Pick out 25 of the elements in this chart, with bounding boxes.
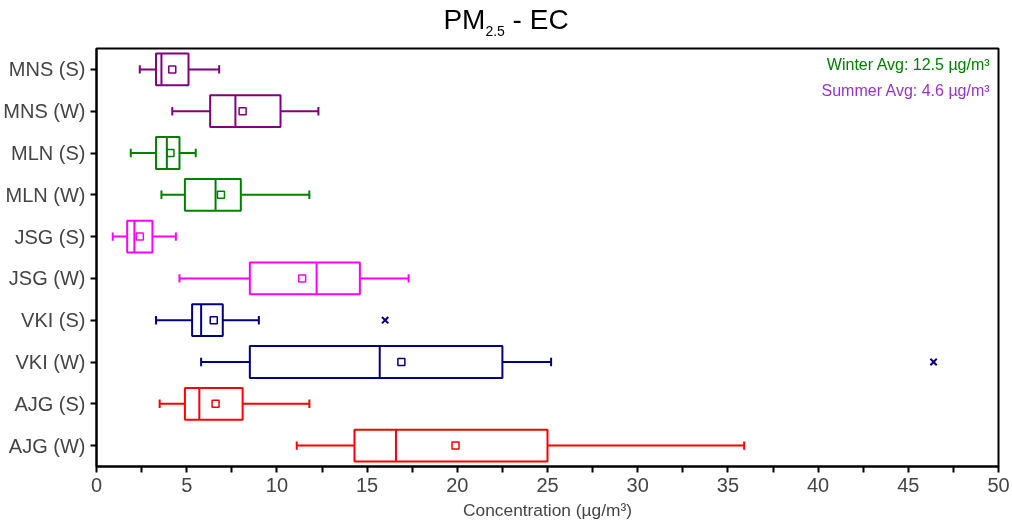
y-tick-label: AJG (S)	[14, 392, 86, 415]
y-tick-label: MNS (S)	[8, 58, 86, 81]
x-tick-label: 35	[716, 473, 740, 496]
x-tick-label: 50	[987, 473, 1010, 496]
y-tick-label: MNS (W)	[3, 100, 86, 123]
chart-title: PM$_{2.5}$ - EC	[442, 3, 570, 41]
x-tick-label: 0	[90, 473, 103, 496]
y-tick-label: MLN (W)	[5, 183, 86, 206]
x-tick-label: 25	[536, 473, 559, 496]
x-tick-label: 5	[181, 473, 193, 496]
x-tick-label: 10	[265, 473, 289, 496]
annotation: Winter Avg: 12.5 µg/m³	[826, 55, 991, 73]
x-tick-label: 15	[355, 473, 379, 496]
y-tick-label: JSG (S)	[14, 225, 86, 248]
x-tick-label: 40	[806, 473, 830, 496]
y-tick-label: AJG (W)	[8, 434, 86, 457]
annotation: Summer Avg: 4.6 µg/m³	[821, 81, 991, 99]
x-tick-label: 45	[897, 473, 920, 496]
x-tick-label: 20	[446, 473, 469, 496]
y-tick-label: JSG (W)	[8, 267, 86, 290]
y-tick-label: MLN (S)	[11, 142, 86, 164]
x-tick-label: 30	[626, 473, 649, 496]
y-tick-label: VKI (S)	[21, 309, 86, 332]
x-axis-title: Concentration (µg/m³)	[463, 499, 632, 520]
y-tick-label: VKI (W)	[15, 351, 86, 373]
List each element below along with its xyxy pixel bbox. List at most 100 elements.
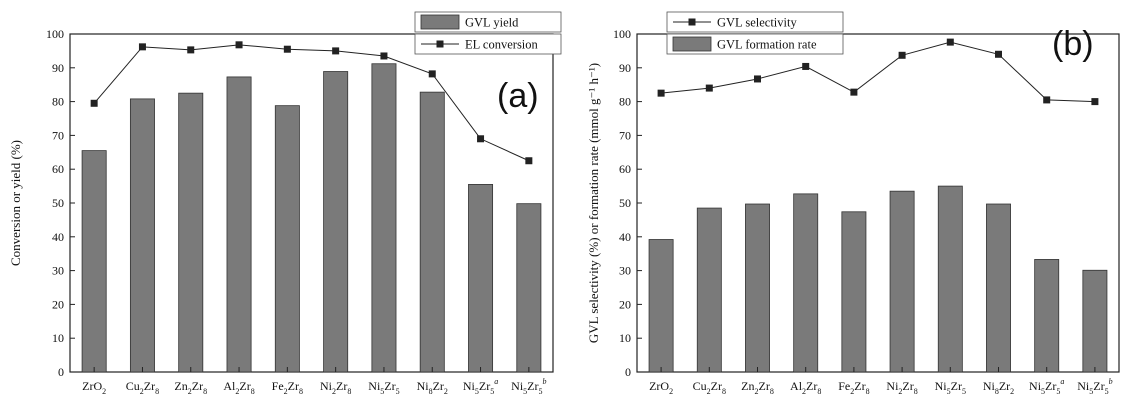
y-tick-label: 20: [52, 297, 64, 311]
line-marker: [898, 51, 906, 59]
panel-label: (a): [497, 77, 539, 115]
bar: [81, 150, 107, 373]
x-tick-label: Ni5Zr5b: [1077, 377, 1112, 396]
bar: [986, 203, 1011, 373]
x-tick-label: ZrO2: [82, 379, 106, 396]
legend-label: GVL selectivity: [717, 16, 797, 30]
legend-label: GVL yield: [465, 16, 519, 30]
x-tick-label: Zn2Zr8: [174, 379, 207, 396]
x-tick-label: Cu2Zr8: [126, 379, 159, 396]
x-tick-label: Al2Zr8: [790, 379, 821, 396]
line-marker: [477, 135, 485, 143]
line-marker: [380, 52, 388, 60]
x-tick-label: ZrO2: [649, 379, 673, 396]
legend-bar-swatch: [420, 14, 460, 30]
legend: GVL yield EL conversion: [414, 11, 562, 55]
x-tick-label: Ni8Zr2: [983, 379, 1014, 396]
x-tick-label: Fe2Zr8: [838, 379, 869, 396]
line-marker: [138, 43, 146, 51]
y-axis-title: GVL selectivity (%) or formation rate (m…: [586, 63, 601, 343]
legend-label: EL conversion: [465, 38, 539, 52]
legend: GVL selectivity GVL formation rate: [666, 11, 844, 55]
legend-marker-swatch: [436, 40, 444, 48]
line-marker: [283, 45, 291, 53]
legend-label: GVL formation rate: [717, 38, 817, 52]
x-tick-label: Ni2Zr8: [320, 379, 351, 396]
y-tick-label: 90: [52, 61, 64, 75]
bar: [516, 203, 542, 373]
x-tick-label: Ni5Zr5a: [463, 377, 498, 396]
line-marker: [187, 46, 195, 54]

• [Your objective]: Reproduce the listing starting with the line that contains "y-tick-label: 20: [52, 297, 64, 311]" and going on through the line that contains "x-tick-label: ZrO2: [649, 379, 673, 396]", changing "line-marker" to "point-marker" and leaving everything else unchanged.

• [Finished task]:
y-tick-label: 20: [52, 297, 64, 311]
point-marker: [898, 51, 906, 59]
panel-label: (a): [497, 77, 539, 115]
bar: [81, 150, 107, 373]
x-tick-label: Ni5Zr5b: [1077, 377, 1112, 396]
bar: [986, 203, 1011, 373]
x-tick-label: ZrO2: [82, 379, 106, 396]
legend-label: GVL selectivity: [717, 16, 797, 30]
legend-label: GVL yield: [465, 16, 519, 30]
x-tick-label: Zn2Zr8: [174, 379, 207, 396]
x-tick-label: Cu2Zr8: [126, 379, 159, 396]
x-tick-label: Al2Zr8: [790, 379, 821, 396]
point-marker: [477, 135, 485, 143]
point-marker: [380, 52, 388, 60]
x-tick-label: ZrO2: [649, 379, 673, 396]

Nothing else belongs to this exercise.